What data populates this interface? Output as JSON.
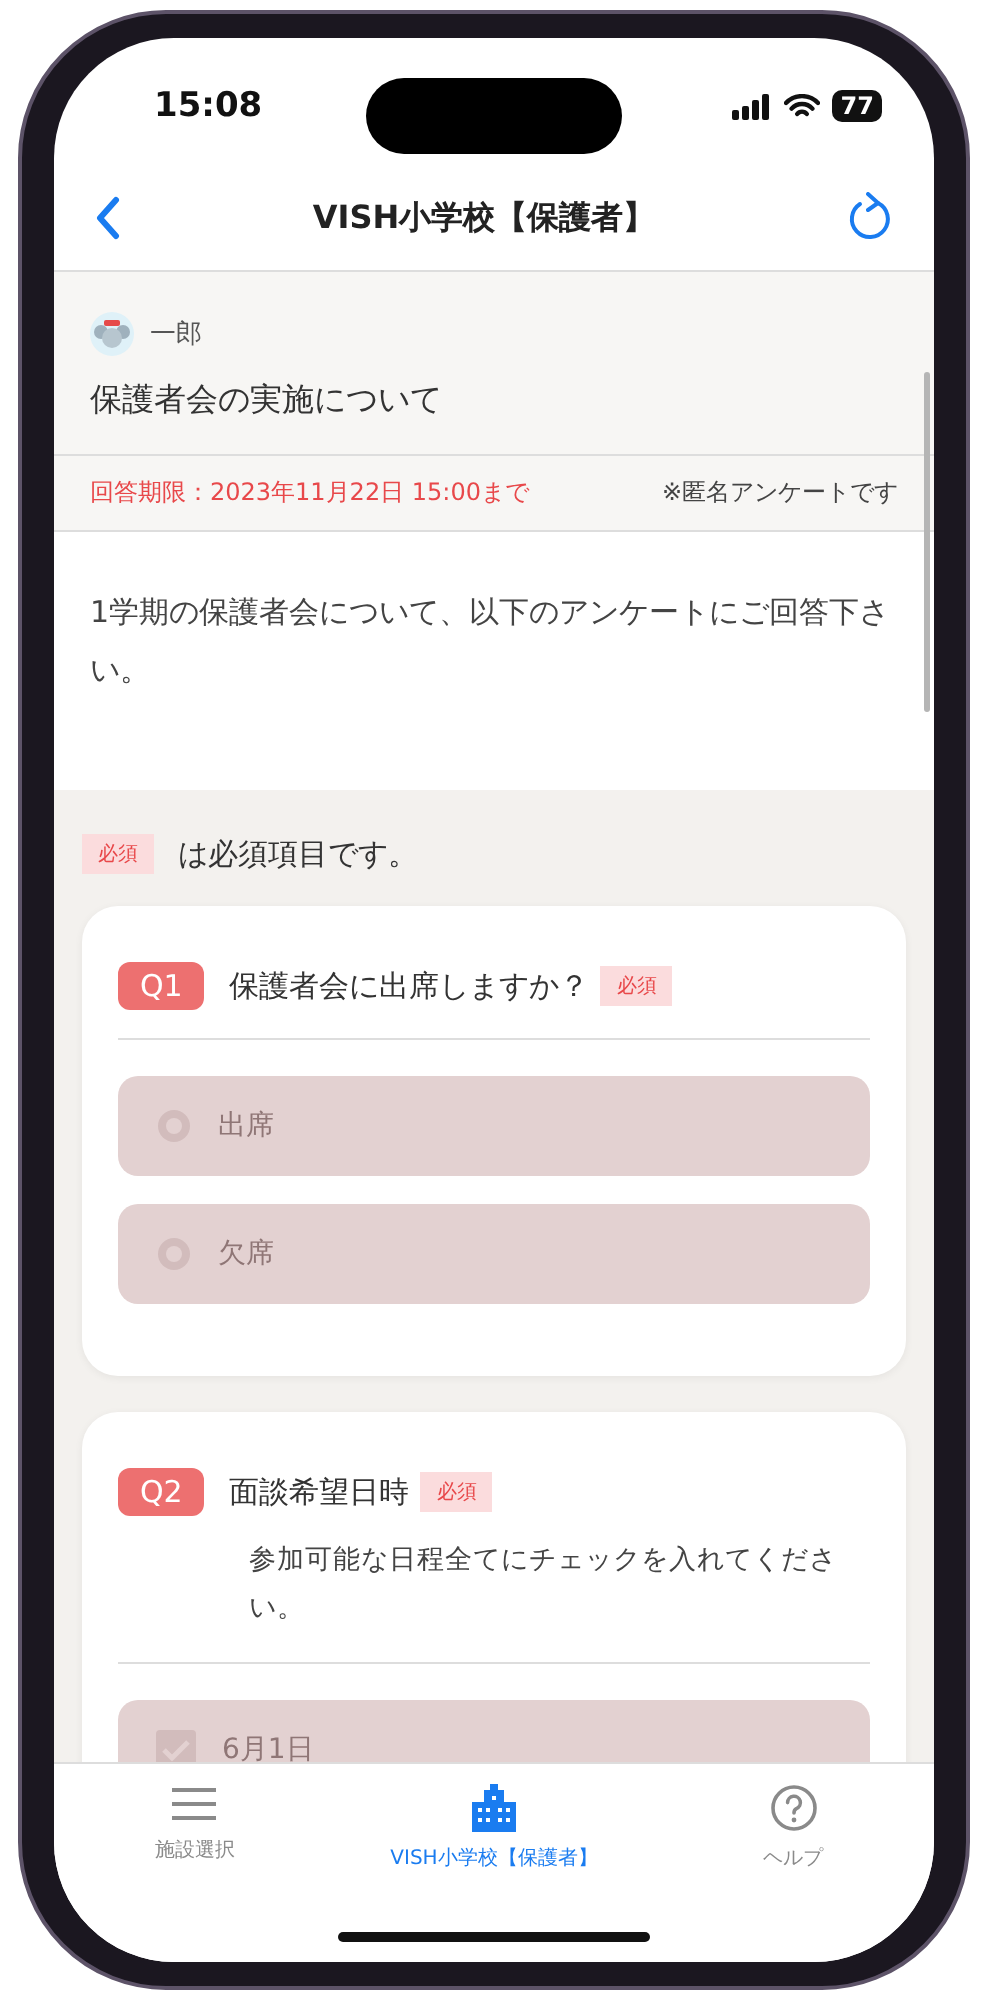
{
  "status_bar": {
    "time": "15:08",
    "battery": "77"
  },
  "nav": {
    "title": "VISH小学校【保護者】"
  },
  "survey": {
    "sender": "一郎",
    "title": "保護者会の実施について",
    "deadline": "回答期限：2023年11月22日 15:00まで",
    "anonymous_note": "※匿名アンケートです",
    "description": "1学期の保護者会について、以下のアンケートにご回答下さい。"
  },
  "legend": {
    "badge": "必須",
    "text": "は必須項目です。"
  },
  "questions": [
    {
      "number": "Q1",
      "text": "保護者会に出席しますか？",
      "required_badge": "必須",
      "kind": "radio",
      "options": [
        {
          "label": "出席",
          "selected": false,
          "disabled": true
        },
        {
          "label": "欠席",
          "selected": false,
          "disabled": true
        }
      ]
    },
    {
      "number": "Q2",
      "text": "面談希望日時",
      "required_badge": "必須",
      "note": "参加可能な日程全てにチェックを入れてください。",
      "kind": "checkbox",
      "options": [
        {
          "label": "6月1日",
          "checked": true,
          "disabled": true
        }
      ]
    }
  ],
  "tab_bar": [
    {
      "label": "施設選択",
      "selected": false
    },
    {
      "label": "VISH小学校【保護者】",
      "selected": true
    },
    {
      "label": "ヘルプ",
      "selected": false
    }
  ]
}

What to do
Leave out the pictures and restate everything else word for word.

Answer for this exercise
What data populates this interface? Output as JSON.
{
  "status_bar": {
    "time": "15:08",
    "battery": "77"
  },
  "nav": {
    "title": "VISH小学校【保護者】"
  },
  "survey": {
    "sender": "一郎",
    "title": "保護者会の実施について",
    "deadline": "回答期限：2023年11月22日 15:00まで",
    "anonymous_note": "※匿名アンケートです",
    "description": "1学期の保護者会について、以下のアンケートにご回答下さい。"
  },
  "legend": {
    "badge": "必須",
    "text": "は必須項目です。"
  },
  "questions": [
    {
      "number": "Q1",
      "text": "保護者会に出席しますか？",
      "required_badge": "必須",
      "kind": "radio",
      "options": [
        {
          "label": "出席",
          "selected": false,
          "disabled": true
        },
        {
          "label": "欠席",
          "selected": false,
          "disabled": true
        }
      ]
    },
    {
      "number": "Q2",
      "text": "面談希望日時",
      "required_badge": "必須",
      "note": "参加可能な日程全てにチェックを入れてください。",
      "kind": "checkbox",
      "options": [
        {
          "label": "6月1日",
          "checked": true,
          "disabled": true
        }
      ]
    }
  ],
  "tab_bar": [
    {
      "label": "施設選択",
      "selected": false
    },
    {
      "label": "VISH小学校【保護者】",
      "selected": true
    },
    {
      "label": "ヘルプ",
      "selected": false
    }
  ]
}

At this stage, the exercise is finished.